- **SUPPLIED DATA**:
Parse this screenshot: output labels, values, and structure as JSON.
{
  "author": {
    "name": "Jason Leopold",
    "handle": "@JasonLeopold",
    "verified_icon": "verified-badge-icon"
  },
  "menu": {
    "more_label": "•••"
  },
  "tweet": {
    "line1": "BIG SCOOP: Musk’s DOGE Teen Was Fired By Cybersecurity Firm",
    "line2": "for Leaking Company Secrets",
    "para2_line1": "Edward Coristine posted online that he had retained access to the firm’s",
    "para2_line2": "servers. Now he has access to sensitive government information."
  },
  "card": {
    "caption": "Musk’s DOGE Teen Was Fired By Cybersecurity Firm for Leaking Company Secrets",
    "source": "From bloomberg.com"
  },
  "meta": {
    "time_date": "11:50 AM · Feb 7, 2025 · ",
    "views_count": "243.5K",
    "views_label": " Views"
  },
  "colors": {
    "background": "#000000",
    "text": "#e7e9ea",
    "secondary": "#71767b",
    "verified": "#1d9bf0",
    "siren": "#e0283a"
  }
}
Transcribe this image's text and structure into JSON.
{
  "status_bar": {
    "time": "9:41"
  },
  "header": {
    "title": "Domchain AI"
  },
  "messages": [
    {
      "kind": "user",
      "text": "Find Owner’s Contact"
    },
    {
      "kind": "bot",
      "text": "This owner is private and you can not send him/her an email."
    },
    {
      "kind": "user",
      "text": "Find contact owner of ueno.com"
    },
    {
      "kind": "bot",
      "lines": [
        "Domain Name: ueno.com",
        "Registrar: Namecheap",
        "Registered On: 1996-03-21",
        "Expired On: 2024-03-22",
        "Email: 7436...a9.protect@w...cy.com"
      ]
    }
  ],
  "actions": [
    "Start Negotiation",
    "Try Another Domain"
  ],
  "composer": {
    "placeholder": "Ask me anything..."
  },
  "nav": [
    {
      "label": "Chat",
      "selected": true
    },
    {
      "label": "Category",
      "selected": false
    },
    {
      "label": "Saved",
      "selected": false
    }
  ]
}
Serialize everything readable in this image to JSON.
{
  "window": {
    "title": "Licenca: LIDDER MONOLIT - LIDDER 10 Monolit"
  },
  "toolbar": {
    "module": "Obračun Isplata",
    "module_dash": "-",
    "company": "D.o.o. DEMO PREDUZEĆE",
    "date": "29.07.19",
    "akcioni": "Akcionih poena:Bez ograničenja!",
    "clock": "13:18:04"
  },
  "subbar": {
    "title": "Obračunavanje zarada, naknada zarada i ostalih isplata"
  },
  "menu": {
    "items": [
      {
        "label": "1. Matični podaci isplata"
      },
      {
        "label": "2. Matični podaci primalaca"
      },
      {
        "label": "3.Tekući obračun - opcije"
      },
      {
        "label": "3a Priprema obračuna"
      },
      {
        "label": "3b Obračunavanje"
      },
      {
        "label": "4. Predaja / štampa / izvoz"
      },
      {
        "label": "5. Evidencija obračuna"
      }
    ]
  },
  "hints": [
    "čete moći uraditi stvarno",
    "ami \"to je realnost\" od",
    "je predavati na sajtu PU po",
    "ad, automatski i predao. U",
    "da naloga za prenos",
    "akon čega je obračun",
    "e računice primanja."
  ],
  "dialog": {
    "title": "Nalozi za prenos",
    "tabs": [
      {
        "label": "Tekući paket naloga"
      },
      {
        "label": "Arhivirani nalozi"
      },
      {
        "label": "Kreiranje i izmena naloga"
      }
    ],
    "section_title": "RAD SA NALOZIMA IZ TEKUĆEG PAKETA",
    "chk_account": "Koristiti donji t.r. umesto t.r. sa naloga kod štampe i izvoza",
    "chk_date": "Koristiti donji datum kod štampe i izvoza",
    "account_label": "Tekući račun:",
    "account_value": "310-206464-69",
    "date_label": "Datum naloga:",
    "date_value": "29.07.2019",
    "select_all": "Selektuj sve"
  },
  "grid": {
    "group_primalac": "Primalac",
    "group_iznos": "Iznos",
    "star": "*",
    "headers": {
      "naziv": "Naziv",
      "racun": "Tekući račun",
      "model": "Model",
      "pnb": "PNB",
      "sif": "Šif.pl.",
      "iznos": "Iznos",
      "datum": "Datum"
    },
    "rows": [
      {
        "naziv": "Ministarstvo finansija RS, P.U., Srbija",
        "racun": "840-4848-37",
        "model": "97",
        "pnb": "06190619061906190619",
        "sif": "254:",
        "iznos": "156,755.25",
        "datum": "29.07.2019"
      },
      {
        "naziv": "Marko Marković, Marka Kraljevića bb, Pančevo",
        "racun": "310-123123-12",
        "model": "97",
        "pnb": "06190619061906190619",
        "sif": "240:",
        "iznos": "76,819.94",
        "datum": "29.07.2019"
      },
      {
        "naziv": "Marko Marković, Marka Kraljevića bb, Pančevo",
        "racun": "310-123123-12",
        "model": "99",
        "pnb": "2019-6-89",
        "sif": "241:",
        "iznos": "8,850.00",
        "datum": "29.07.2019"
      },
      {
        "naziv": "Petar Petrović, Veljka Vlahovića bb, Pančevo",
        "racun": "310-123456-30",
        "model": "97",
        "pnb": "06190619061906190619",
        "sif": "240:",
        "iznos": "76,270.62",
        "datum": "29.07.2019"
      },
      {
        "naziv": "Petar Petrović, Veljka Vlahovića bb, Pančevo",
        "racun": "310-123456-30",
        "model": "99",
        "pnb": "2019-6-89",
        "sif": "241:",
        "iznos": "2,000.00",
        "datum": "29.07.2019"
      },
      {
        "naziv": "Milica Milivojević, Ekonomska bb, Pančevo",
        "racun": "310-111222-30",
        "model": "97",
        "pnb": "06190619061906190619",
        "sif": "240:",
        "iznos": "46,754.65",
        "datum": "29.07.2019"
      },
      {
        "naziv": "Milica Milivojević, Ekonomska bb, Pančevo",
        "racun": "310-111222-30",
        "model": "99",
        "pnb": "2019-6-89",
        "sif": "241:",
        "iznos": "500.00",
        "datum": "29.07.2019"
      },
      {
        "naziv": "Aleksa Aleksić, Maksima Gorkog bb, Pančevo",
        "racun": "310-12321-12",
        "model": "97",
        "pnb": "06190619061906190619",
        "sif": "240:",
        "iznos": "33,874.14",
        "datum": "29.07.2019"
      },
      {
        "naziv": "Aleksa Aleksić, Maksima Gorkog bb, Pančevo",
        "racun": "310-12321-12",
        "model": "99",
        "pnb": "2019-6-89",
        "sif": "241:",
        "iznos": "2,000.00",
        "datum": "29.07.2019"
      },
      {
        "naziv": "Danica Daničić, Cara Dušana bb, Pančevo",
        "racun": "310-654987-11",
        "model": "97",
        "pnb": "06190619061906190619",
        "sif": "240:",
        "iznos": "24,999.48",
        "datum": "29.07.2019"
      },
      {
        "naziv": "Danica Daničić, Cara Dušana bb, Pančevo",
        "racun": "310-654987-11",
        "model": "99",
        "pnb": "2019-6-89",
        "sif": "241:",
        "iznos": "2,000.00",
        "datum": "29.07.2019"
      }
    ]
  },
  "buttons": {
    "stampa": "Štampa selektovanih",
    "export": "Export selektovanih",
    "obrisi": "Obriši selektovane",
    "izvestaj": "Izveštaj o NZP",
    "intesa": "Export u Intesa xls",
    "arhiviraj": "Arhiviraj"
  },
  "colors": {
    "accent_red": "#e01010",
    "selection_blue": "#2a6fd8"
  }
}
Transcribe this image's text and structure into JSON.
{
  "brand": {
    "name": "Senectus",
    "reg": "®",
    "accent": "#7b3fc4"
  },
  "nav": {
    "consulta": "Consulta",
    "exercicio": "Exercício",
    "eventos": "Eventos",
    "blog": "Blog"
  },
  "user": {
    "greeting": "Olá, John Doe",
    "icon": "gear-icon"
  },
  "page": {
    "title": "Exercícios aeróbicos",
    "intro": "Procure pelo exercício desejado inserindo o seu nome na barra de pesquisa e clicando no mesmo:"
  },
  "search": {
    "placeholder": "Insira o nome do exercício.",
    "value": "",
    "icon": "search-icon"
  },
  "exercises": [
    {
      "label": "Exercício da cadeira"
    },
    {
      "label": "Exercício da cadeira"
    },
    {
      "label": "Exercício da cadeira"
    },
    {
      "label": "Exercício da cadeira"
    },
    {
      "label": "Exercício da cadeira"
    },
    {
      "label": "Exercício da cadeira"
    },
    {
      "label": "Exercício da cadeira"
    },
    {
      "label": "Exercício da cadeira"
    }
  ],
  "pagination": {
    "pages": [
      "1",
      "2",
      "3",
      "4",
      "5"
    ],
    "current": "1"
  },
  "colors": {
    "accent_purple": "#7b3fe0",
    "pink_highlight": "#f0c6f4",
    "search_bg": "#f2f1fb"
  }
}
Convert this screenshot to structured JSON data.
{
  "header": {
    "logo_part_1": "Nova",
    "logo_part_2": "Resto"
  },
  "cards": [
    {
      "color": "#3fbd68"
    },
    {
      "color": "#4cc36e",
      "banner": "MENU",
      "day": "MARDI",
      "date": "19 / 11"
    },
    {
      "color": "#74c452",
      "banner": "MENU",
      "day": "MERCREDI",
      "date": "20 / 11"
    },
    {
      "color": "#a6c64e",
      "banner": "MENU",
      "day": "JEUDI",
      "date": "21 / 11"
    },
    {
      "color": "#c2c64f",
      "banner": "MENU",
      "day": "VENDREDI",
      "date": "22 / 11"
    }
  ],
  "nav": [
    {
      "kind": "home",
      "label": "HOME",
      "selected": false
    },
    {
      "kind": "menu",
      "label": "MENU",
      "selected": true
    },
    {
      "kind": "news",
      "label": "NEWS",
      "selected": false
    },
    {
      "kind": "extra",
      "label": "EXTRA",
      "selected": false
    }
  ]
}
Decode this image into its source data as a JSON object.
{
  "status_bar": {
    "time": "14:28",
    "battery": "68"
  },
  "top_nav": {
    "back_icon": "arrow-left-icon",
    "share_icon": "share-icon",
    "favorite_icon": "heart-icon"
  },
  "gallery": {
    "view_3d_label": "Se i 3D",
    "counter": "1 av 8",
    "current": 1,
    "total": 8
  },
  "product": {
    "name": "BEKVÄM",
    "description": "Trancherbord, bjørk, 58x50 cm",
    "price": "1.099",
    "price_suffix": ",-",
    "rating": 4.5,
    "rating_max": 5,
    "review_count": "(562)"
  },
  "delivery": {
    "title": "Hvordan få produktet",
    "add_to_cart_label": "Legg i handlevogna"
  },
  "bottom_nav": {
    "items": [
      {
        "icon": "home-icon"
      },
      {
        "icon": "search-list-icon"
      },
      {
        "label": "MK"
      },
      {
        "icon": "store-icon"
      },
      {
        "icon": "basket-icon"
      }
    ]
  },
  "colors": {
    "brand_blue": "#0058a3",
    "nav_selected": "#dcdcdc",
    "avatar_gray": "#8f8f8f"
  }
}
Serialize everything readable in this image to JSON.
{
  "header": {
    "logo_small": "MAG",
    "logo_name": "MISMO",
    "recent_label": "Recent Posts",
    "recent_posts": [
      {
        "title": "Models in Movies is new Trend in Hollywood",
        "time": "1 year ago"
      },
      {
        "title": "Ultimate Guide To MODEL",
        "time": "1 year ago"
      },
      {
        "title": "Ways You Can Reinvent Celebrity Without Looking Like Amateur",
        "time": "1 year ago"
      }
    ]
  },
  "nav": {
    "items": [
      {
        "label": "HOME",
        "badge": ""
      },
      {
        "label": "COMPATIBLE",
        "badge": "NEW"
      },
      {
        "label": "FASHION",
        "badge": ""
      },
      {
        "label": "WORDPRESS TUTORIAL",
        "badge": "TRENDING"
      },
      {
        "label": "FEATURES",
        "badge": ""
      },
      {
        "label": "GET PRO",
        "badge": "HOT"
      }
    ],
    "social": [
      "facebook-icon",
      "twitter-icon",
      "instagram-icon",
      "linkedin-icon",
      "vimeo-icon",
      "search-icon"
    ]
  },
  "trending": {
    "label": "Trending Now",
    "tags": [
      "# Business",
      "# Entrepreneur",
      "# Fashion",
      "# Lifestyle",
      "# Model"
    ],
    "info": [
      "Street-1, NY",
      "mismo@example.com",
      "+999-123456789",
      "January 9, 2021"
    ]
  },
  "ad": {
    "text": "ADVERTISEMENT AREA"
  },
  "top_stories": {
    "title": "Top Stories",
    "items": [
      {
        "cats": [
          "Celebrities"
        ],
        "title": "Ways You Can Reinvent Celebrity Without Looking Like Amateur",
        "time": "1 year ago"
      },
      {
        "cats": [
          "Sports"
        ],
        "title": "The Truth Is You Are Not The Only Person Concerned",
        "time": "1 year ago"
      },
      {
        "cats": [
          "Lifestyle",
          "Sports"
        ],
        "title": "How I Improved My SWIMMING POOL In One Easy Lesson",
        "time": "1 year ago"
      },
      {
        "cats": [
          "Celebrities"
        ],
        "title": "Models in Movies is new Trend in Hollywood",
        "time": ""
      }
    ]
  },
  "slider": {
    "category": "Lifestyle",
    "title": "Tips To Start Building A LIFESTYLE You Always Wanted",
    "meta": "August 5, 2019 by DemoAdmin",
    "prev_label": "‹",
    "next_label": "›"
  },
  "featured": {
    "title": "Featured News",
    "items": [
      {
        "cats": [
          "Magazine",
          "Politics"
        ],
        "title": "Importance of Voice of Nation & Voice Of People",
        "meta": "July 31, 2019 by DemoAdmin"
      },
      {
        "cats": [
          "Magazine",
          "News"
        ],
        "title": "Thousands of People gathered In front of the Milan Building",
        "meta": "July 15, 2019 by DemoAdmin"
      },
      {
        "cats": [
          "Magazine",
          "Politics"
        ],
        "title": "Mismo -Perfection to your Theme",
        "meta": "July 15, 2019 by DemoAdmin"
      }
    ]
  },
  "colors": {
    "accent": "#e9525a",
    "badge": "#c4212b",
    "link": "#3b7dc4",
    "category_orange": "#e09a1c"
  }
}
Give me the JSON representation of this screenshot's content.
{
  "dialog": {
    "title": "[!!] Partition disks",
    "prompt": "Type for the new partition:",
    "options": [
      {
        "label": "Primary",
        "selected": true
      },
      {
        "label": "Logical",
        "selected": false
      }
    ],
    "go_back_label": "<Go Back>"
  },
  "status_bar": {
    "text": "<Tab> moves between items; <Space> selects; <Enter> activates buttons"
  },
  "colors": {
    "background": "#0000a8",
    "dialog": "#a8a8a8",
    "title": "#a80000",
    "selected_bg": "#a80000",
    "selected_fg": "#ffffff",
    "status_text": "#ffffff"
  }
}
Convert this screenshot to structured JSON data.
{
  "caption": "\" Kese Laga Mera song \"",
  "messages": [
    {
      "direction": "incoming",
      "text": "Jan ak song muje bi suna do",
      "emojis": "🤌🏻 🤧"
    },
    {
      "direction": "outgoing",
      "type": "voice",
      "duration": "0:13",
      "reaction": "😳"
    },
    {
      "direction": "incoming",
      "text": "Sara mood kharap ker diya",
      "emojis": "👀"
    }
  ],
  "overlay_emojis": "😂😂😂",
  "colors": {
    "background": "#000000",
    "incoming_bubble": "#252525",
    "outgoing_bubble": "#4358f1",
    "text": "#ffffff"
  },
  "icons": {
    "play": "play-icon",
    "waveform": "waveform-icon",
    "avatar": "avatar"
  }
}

- **WHAT YOU HAVE TO DO**: Look for the word "song" and return every line where it occurs.

- **TASK ANSWER**:
  "caption": "\" Kese Laga Mera song \"",
      "text": "Jan ak song muje bi suna do",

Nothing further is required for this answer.